=== Dataset rows ===
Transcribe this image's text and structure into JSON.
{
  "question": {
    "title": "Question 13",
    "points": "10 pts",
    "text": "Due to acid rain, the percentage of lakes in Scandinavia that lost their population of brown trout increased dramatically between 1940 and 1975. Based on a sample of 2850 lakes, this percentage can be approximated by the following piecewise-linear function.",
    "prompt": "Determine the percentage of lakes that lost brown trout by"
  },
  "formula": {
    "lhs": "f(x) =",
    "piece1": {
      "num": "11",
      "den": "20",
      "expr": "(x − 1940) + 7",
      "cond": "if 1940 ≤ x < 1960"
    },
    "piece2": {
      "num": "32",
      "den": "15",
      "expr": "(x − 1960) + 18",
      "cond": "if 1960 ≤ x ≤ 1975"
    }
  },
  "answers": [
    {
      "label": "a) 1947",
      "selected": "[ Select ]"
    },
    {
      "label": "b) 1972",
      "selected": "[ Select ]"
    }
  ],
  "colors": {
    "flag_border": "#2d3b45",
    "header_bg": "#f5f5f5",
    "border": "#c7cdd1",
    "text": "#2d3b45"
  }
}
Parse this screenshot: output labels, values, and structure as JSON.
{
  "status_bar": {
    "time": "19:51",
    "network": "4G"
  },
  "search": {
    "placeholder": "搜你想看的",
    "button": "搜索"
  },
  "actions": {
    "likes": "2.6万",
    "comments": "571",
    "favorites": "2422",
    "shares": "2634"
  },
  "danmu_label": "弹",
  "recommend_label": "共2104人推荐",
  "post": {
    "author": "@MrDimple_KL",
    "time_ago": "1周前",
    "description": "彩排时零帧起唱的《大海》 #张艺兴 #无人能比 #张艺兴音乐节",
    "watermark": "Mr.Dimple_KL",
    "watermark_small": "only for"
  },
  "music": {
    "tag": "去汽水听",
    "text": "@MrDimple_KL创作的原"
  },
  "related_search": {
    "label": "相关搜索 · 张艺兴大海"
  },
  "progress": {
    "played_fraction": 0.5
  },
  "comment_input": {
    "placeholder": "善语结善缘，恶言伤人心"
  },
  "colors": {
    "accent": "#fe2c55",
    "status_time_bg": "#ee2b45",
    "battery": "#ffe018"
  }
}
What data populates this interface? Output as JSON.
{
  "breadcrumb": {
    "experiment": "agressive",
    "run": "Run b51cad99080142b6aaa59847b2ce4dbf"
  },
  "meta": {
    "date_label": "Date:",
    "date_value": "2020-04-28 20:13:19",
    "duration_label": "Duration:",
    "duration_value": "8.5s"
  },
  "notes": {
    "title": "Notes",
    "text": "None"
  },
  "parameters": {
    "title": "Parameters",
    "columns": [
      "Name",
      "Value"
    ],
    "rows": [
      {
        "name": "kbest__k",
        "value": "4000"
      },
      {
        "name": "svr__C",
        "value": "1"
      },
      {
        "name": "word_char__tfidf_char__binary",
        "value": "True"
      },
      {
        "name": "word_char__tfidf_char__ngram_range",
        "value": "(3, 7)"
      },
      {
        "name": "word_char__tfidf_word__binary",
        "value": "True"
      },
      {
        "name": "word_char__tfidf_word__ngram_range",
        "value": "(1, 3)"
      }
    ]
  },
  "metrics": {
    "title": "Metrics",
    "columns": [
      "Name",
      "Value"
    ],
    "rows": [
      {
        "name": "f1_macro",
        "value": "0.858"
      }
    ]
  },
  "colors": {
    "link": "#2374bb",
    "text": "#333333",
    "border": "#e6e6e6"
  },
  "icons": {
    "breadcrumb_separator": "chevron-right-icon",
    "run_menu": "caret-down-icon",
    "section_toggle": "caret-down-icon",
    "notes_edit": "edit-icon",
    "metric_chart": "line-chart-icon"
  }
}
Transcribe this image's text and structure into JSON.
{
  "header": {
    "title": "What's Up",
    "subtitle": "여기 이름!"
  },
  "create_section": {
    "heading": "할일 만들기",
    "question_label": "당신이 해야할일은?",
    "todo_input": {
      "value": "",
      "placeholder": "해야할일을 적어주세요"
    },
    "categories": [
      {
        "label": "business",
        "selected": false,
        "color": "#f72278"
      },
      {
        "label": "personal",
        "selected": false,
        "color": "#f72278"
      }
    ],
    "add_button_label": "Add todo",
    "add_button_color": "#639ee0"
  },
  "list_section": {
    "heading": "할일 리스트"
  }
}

=== Exercise requirements ===
Extract all of the material exactly as it is written.

=== The output ===
Transcribe this image's text and structure into JSON.
{
  "question": {
    "title": "Question 13",
    "points": "10 pts",
    "text": "Due to acid rain, the percentage of lakes in Scandinavia that lost their population of brown trout increased dramatically between 1940 and 1975. Based on a sample of 2850 lakes, this percentage can be approximated by the following piecewise-linear function.",
    "prompt": "Determine the percentage of lakes that lost brown trout by"
  },
  "formula": {
    "lhs": "f(x) =",
    "piece1": {
      "num": "11",
      "den": "20",
      "expr": "(x − 1940) + 7",
      "cond": "if 1940 ≤ x < 1960"
    },
    "piece2": {
      "num": "32",
      "den": "15",
      "expr": "(x − 1960) + 18",
      "cond": "if 1960 ≤ x ≤ 1975"
    }
  },
  "answers": [
    {
      "label": "a) 1947",
      "selected": "[ Select ]"
    },
    {
      "label": "b) 1972",
      "selected": "[ Select ]"
    }
  ],
  "colors": {
    "flag_border": "#2d3b45",
    "header_bg": "#f5f5f5",
    "border": "#c7cdd1",
    "text": "#2d3b45"
  }
}
Parse this screenshot: output labels, values, and structure as JSON.
{
  "status_bar": {
    "time": "19:51",
    "network": "4G"
  },
  "search": {
    "placeholder": "搜你想看的",
    "button": "搜索"
  },
  "actions": {
    "likes": "2.6万",
    "comments": "571",
    "favorites": "2422",
    "shares": "2634"
  },
  "danmu_label": "弹",
  "recommend_label": "共2104人推荐",
  "post": {
    "author": "@MrDimple_KL",
    "time_ago": "1周前",
    "description": "彩排时零帧起唱的《大海》 #张艺兴 #无人能比 #张艺兴音乐节",
    "watermark": "Mr.Dimple_KL",
    "watermark_small": "only for"
  },
  "music": {
    "tag": "去汽水听",
    "text": "@MrDimple_KL创作的原"
  },
  "related_search": {
    "label": "相关搜索 · 张艺兴大海"
  },
  "progress": {
    "played_fraction": 0.5
  },
  "comment_input": {
    "placeholder": "善语结善缘，恶言伤人心"
  },
  "colors": {
    "accent": "#fe2c55",
    "status_time_bg": "#ee2b45",
    "battery": "#ffe018"
  }
}
What data populates this interface? Output as JSON.
{
  "breadcrumb": {
    "experiment": "agressive",
    "run": "Run b51cad99080142b6aaa59847b2ce4dbf"
  },
  "meta": {
    "date_label": "Date:",
    "date_value": "2020-04-28 20:13:19",
    "duration_label": "Duration:",
    "duration_value": "8.5s"
  },
  "notes": {
    "title": "Notes",
    "text": "None"
  },
  "parameters": {
    "title": "Parameters",
    "columns": [
      "Name",
      "Value"
    ],
    "rows": [
      {
        "name": "kbest__k",
        "value": "4000"
      },
      {
        "name": "svr__C",
        "value": "1"
      },
      {
        "name": "word_char__tfidf_char__binary",
        "value": "True"
      },
      {
        "name": "word_char__tfidf_char__ngram_range",
        "value": "(3, 7)"
      },
      {
        "name": "word_char__tfidf_word__binary",
        "value": "True"
      },
      {
        "name": "word_char__tfidf_word__ngram_range",
        "value": "(1, 3)"
      }
    ]
  },
  "metrics": {
    "title": "Metrics",
    "columns": [
      "Name",
      "Value"
    ],
    "rows": [
      {
        "name": "f1_macro",
        "value": "0.858"
      }
    ]
  },
  "colors": {
    "link": "#2374bb",
    "text": "#333333",
    "border": "#e6e6e6"
  },
  "icons": {
    "breadcrumb_separator": "chevron-right-icon",
    "run_menu": "caret-down-icon",
    "section_toggle": "caret-down-icon",
    "notes_edit": "edit-icon",
    "metric_chart": "line-chart-icon"
  }
}
Transcribe this image's text and structure into JSON.
{
  "header": {
    "title": "What's Up",
    "subtitle": "여기 이름!"
  },
  "create_section": {
    "heading": "할일 만들기",
    "question_label": "당신이 해야할일은?",
    "todo_input": {
      "value": "",
      "placeholder": "해야할일을 적어주세요"
    },
    "categories": [
      {
        "label": "business",
        "selected": false,
        "color": "#f72278"
      },
      {
        "label": "personal",
        "selected": false,
        "color": "#f72278"
      }
    ],
    "add_button_label": "Add todo",
    "add_button_color": "#639ee0"
  },
  "list_section": {
    "heading": "할일 리스트"
  }
}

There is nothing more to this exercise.